- _Problem statement_:
Pictures aside, repeat every entry exactly.

[Data entries]
..........
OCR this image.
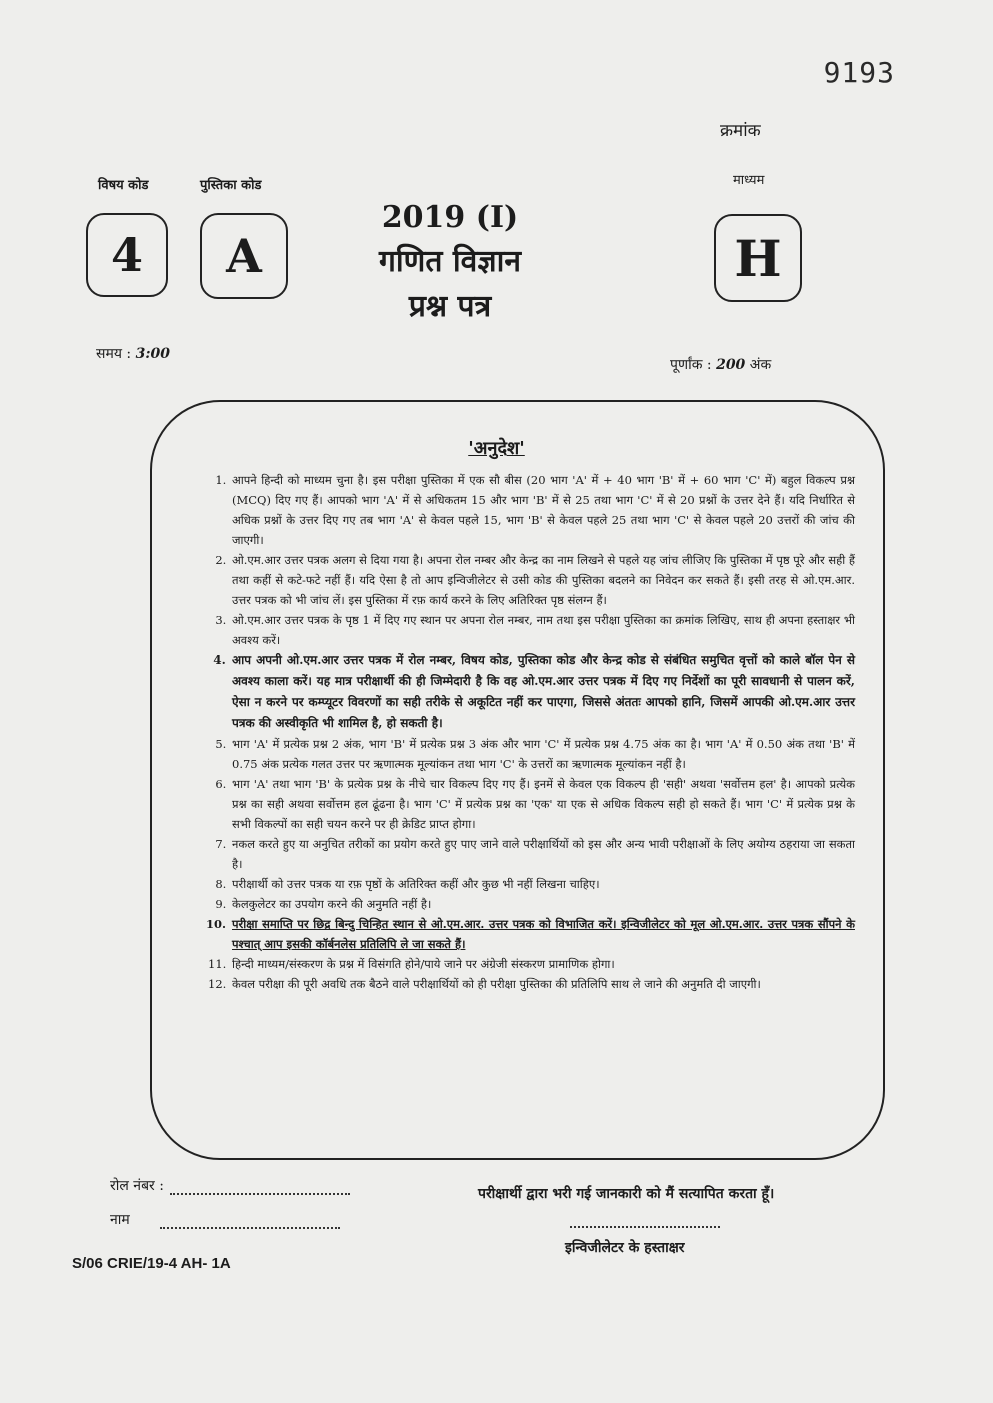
9193
क्रमांक
विषय कोड	पुस्तिका कोड	माध्यम
4	A	H
2019 (I)
गणित विज्ञान
प्रश्न पत्र
समय : 3:00
पूर्णांक : 200 अंक
'अनुदेश'
1. आपने हिन्दी को माध्यम चुना है। इस परीक्षा पुस्तिका में एक सौ बीस (20 भाग 'A' में + 40 भाग 'B' में + 60 भाग 'C' में) बहुल विकल्प प्रश्न (MCQ) दिए गए हैं। आपको भाग 'A' में से अधिकतम 15 और भाग 'B' में से 25 तथा भाग 'C' में से 20 प्रश्नों के उत्तर देने हैं। यदि निर्धारित से अधिक प्रश्नों के उत्तर दिए गए तब भाग 'A' से केवल पहले 15, भाग 'B' से केवल पहले 25 तथा भाग 'C' से केवल पहले 20 उत्तरों की जांच की जाएगी।
2. ओ.एम.आर उत्तर पत्रक अलग से दिया गया है। अपना रोल नम्बर और केन्द्र का नाम लिखने से पहले यह जांच लीजिए कि पुस्तिका में पृष्ठ पूरे और सही हैं तथा कहीं से कटे-फटे नहीं हैं। यदि ऐसा है तो आप इन्विजीलेटर से उसी कोड की पुस्तिका बदलने का निवेदन कर सकते हैं। इसी तरह से ओ.एम.आर. उत्तर पत्रक को भी जांच लें। इस पुस्तिका में रफ़ कार्य करने के लिए अतिरिक्त पृष्ठ संलग्न हैं।
3. ओ.एम.आर उत्तर पत्रक के पृष्ठ 1 में दिए गए स्थान पर अपना रोल नम्बर, नाम तथा इस परीक्षा पुस्तिका का क्रमांक लिखिए, साथ ही अपना हस्ताक्षर भी अवश्य करें।
4. आप अपनी ओ.एम.आर उत्तर पत्रक में रोल नम्बर, विषय कोड, पुस्तिका कोड और केन्द्र कोड से संबंधित समुचित वृत्तों को काले बॉल पेन से अवश्य काला करें। यह मात्र परीक्षार्थी की ही जिम्मेदारी है कि वह ओ.एम.आर उत्तर पत्रक में दिए गए निर्देशों का पूरी सावधानी से पालन करें, ऐसा न करने पर कम्प्यूटर विवरणों का सही तरीके से अकूटित नहीं कर पाएगा, जिससे अंततः आपको हानि, जिसमें आपकी ओ.एम.आर उत्तर पत्रक की अस्वीकृति भी शामिल है, हो सकती है।
5. भाग 'A' में प्रत्येक प्रश्न 2 अंक, भाग 'B' में प्रत्येक प्रश्न 3 अंक और भाग 'C' में प्रत्येक प्रश्न 4.75 अंक का है। भाग 'A' में 0.50 अंक तथा 'B' में 0.75 अंक प्रत्येक गलत उत्तर पर ऋणात्मक मूल्यांकन तथा भाग 'C' के उत्तरों का ऋणात्मक मूल्यांकन नहीं है।
6. भाग 'A' तथा भाग 'B' के प्रत्येक प्रश्न के नीचे चार विकल्प दिए गए हैं। इनमें से केवल एक विकल्प ही 'सही' अथवा 'सर्वोत्तम हल' है। आपको प्रत्येक प्रश्न का सही अथवा सर्वोत्तम हल ढूंढना है। भाग 'C' में प्रत्येक प्रश्न का 'एक' या एक से अधिक विकल्प सही हो सकते हैं। भाग 'C' में प्रत्येक प्रश्न के सभी विकल्पों का सही चयन करने पर ही क्रेडिट प्राप्त होगा।
7. नकल करते हुए या अनुचित तरीकों का प्रयोग करते हुए पाए जाने वाले परीक्षार्थियों को इस और अन्य भावी परीक्षाओं के लिए अयोग्य ठहराया जा सकता है।
8. परीक्षार्थी को उत्तर पत्रक या रफ़ पृष्ठों के अतिरिक्त कहीं और कुछ भी नहीं लिखना चाहिए।
9. केलकुलेटर का उपयोग करने की अनुमति नहीं है।
10. परीक्षा समाप्ति पर छिद्र बिन्दु चिन्हित स्थान से ओ.एम.आर. उत्तर पत्रक को विभाजित करें। इन्विजीलेटर को मूल ओ.एम.आर. उत्तर पत्रक सौंपने के पश्चात् आप इसकी कॉर्बनलेस प्रतिलिपि ले जा सकते हैं।
11. हिन्दी माध्यम/संस्करण के प्रश्न में विसंगति होने/पाये जाने पर अंग्रेजी संस्करण प्रामाणिक होगा।
12. केवल परीक्षा की पूरी अवधि तक बैठने वाले परीक्षार्थियों को ही परीक्षा पुस्तिका की प्रतिलिपि साथ ले जाने की अनुमति दी जाएगी।
रोल नंबर :
नाम
परीक्षार्थी द्वारा भरी गई जानकारी को मैं सत्यापित करता हूँ।
इन्विजीलेटर के हस्ताक्षर
S/06 CRIE/19-4 AH- 1A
..........
- _Solution to the problem_:
OCR this image.
9193
क्रमांक
विषय कोड	पुस्तिका कोड	माध्यम
4	A	H
2019 (I)
गणित विज्ञान
प्रश्न पत्र
समय : 3:00
पूर्णांक : 200 अंक
'अनुदेश'
1. आपने हिन्दी को माध्यम चुना है। इस परीक्षा पुस्तिका में एक सौ बीस (20 भाग 'A' में + 40 भाग 'B' में + 60 भाग 'C' में) बहुल विकल्प प्रश्न (MCQ) दिए गए हैं। आपको भाग 'A' में से अधिकतम 15 और भाग 'B' में से 25 तथा भाग 'C' में से 20 प्रश्नों के उत्तर देने हैं। यदि निर्धारित से अधिक प्रश्नों के उत्तर दिए गए तब भाग 'A' से केवल पहले 15, भाग 'B' से केवल पहले 25 तथा भाग 'C' से केवल पहले 20 उत्तरों की जांच की जाएगी।
2. ओ.एम.आर उत्तर पत्रक अलग से दिया गया है। अपना रोल नम्बर और केन्द्र का नाम लिखने से पहले यह जांच लीजिए कि पुस्तिका में पृष्ठ पूरे और सही हैं तथा कहीं से कटे-फटे नहीं हैं। यदि ऐसा है तो आप इन्विजीलेटर से उसी कोड की पुस्तिका बदलने का निवेदन कर सकते हैं। इसी तरह से ओ.एम.आर. उत्तर पत्रक को भी जांच लें। इस पुस्तिका में रफ़ कार्य करने के लिए अतिरिक्त पृष्ठ संलग्न हैं।
3. ओ.एम.आर उत्तर पत्रक के पृष्ठ 1 में दिए गए स्थान पर अपना रोल नम्बर, नाम तथा इस परीक्षा पुस्तिका का क्रमांक लिखिए, साथ ही अपना हस्ताक्षर भी अवश्य करें।
4. आप अपनी ओ.एम.आर उत्तर पत्रक में रोल नम्बर, विषय कोड, पुस्तिका कोड और केन्द्र कोड से संबंधित समुचित वृत्तों को काले बॉल पेन से अवश्य काला करें। यह मात्र परीक्षार्थी की ही जिम्मेदारी है कि वह ओ.एम.आर उत्तर पत्रक में दिए गए निर्देशों का पूरी सावधानी से पालन करें, ऐसा न करने पर कम्प्यूटर विवरणों का सही तरीके से अकूटित नहीं कर पाएगा, जिससे अंततः आपको हानि, जिसमें आपकी ओ.एम.आर उत्तर पत्रक की अस्वीकृति भी शामिल है, हो सकती है।
5. भाग 'A' में प्रत्येक प्रश्न 2 अंक, भाग 'B' में प्रत्येक प्रश्न 3 अंक और भाग 'C' में प्रत्येक प्रश्न 4.75 अंक का है। भाग 'A' में 0.50 अंक तथा 'B' में 0.75 अंक प्रत्येक गलत उत्तर पर ऋणात्मक मूल्यांकन तथा भाग 'C' के उत्तरों का ऋणात्मक मूल्यांकन नहीं है।
6. भाग 'A' तथा भाग 'B' के प्रत्येक प्रश्न के नीचे चार विकल्प दिए गए हैं। इनमें से केवल एक विकल्प ही 'सही' अथवा 'सर्वोत्तम हल' है। आपको प्रत्येक प्रश्न का सही अथवा सर्वोत्तम हल ढूंढना है। भाग 'C' में प्रत्येक प्रश्न का 'एक' या एक से अधिक विकल्प सही हो सकते हैं। भाग 'C' में प्रत्येक प्रश्न के सभी विकल्पों का सही चयन करने पर ही क्रेडिट प्राप्त होगा।
7. नकल करते हुए या अनुचित तरीकों का प्रयोग करते हुए पाए जाने वाले परीक्षार्थियों को इस और अन्य भावी परीक्षाओं के लिए अयोग्य ठहराया जा सकता है।
8. परीक्षार्थी को उत्तर पत्रक या रफ़ पृष्ठों के अतिरिक्त कहीं और कुछ भी नहीं लिखना चाहिए।
9. केलकुलेटर का उपयोग करने की अनुमति नहीं है।
10. परीक्षा समाप्ति पर छिद्र बिन्दु चिन्हित स्थान से ओ.एम.आर. उत्तर पत्रक को विभाजित करें। इन्विजीलेटर को मूल ओ.एम.आर. उत्तर पत्रक सौंपने के पश्चात् आप इसकी कॉर्बनलेस प्रतिलिपि ले जा सकते हैं।
11. हिन्दी माध्यम/संस्करण के प्रश्न में विसंगति होने/पाये जाने पर अंग्रेजी संस्करण प्रामाणिक होगा।
12. केवल परीक्षा की पूरी अवधि तक बैठने वाले परीक्षार्थियों को ही परीक्षा पुस्तिका की प्रतिलिपि साथ ले जाने की अनुमति दी जाएगी।
रोल नंबर :
नाम
परीक्षार्थी द्वारा भरी गई जानकारी को मैं सत्यापित करता हूँ।
इन्विजीलेटर के हस्ताक्षर
S/06 CRIE/19-4 AH- 1A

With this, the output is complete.